WRITTEN INSTRUCTION =
Only the number is wanted: how many lines of the data contain "Emotions"?

DATA PROVIDED =
-- -- --

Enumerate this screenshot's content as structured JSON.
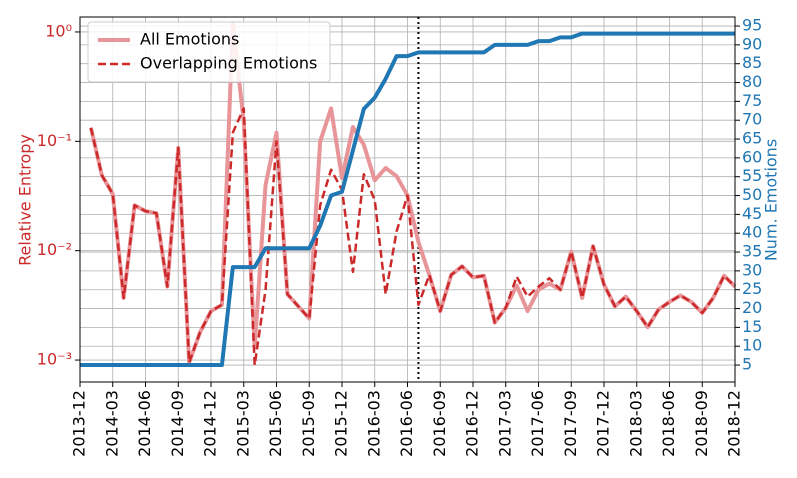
{
  "chart_data": {
    "type": "line",
    "ylabel": "Relative Entropy",
    "y2label": "Num. Emotions",
    "yscale": "log",
    "ylim": [
      0.00063,
      1.37
    ],
    "yticks": [
      {
        "value": 0.001,
        "label": "10⁻³"
      },
      {
        "value": 0.01,
        "label": "10⁻²"
      },
      {
        "value": 0.1,
        "label": "10⁻¹"
      },
      {
        "value": 1,
        "label": "10⁰"
      }
    ],
    "y2lim": [
      0.5,
      97.4
    ],
    "y2ticks": [
      5,
      10,
      15,
      20,
      25,
      30,
      35,
      40,
      45,
      50,
      55,
      60,
      65,
      70,
      75,
      80,
      85,
      90,
      95
    ],
    "grid": true,
    "legend": "upper left",
    "vline": "2016-07",
    "x": [
      "2013-12",
      "2014-01",
      "2014-02",
      "2014-03",
      "2014-04",
      "2014-05",
      "2014-06",
      "2014-07",
      "2014-08",
      "2014-09",
      "2014-10",
      "2014-11",
      "2014-12",
      "2015-01",
      "2015-02",
      "2015-03",
      "2015-04",
      "2015-05",
      "2015-06",
      "2015-07",
      "2015-08",
      "2015-09",
      "2015-10",
      "2015-11",
      "2015-12",
      "2016-01",
      "2016-02",
      "2016-03",
      "2016-04",
      "2016-05",
      "2016-06",
      "2016-07",
      "2016-08",
      "2016-09",
      "2016-10",
      "2016-11",
      "2016-12",
      "2017-01",
      "2017-02",
      "2017-03",
      "2017-04",
      "2017-05",
      "2017-06",
      "2017-07",
      "2017-08",
      "2017-09",
      "2017-10",
      "2017-11",
      "2017-12",
      "2018-01",
      "2018-02",
      "2018-03",
      "2018-04",
      "2018-05",
      "2018-06",
      "2018-07",
      "2018-08",
      "2018-09",
      "2018-10",
      "2018-11",
      "2018-12"
    ],
    "xticks": [
      "2013-12",
      "2014-03",
      "2014-06",
      "2014-09",
      "2014-12",
      "2015-03",
      "2015-06",
      "2015-09",
      "2015-12",
      "2016-03",
      "2016-06",
      "2016-09",
      "2016-12",
      "2017-03",
      "2017-06",
      "2017-09",
      "2017-12",
      "2018-03",
      "2018-06",
      "2018-09",
      "2018-12"
    ],
    "series": [
      {
        "name": "All Emotions",
        "color": "#e8959a",
        "linestyle": "solid",
        "width": 4,
        "values": [
          null,
          0.133,
          0.049,
          0.033,
          0.0037,
          0.026,
          0.023,
          0.022,
          0.0047,
          0.087,
          0.00095,
          0.0018,
          0.0028,
          0.0032,
          1.2,
          0.15,
          0.0013,
          0.04,
          0.12,
          0.004,
          0.0031,
          0.0024,
          0.1,
          0.2,
          0.046,
          0.135,
          0.093,
          0.044,
          0.057,
          0.048,
          0.032,
          0.012,
          0.006,
          0.0028,
          0.006,
          0.0072,
          0.0057,
          0.0059,
          0.0022,
          0.003,
          0.0048,
          0.0028,
          0.0044,
          0.005,
          0.0044,
          0.0098,
          0.0037,
          0.011,
          0.0049,
          0.0031,
          0.0038,
          0.0028,
          0.002,
          0.0029,
          0.0034,
          0.0039,
          0.0034,
          0.0027,
          0.0037,
          0.0059,
          0.0047
        ]
      },
      {
        "name": "Overlapping Emotions",
        "color": "#cc2a2a",
        "linestyle": "dashed",
        "width": 2.5,
        "values": [
          null,
          0.133,
          0.049,
          0.033,
          0.0037,
          0.026,
          0.023,
          0.022,
          0.0047,
          0.087,
          0.00095,
          0.0018,
          0.0028,
          0.0032,
          0.12,
          0.2,
          0.0009,
          0.0044,
          0.1,
          0.004,
          0.0031,
          0.0024,
          0.026,
          0.055,
          0.036,
          0.0064,
          0.05,
          0.029,
          0.004,
          0.015,
          0.032,
          0.0032,
          0.006,
          0.0028,
          0.006,
          0.0072,
          0.0057,
          0.0059,
          0.0022,
          0.003,
          0.0058,
          0.0038,
          0.0047,
          0.0056,
          0.0044,
          0.0098,
          0.0037,
          0.011,
          0.0049,
          0.0031,
          0.0038,
          0.0028,
          0.002,
          0.0029,
          0.0034,
          0.0039,
          0.0034,
          0.0027,
          0.0037,
          0.0059,
          0.0047
        ]
      },
      {
        "color": "#1f77b4",
        "linestyle": "solid",
        "width": 4,
        "axis": "y2",
        "values": [
          5,
          5,
          5,
          5,
          5,
          5,
          5,
          5,
          5,
          5,
          5,
          5,
          5,
          5,
          31,
          31,
          31,
          36,
          36,
          36,
          36,
          36,
          42,
          50,
          51,
          62,
          73,
          76,
          81,
          87,
          87,
          88,
          88,
          88,
          88,
          88,
          88,
          88,
          90,
          90,
          90,
          90,
          91,
          91,
          92,
          92,
          93,
          93,
          93,
          93,
          93,
          93,
          93,
          93,
          93,
          93,
          93,
          93,
          93,
          93,
          93
        ]
      }
    ]
  }
}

-- -- --

REPLY =
3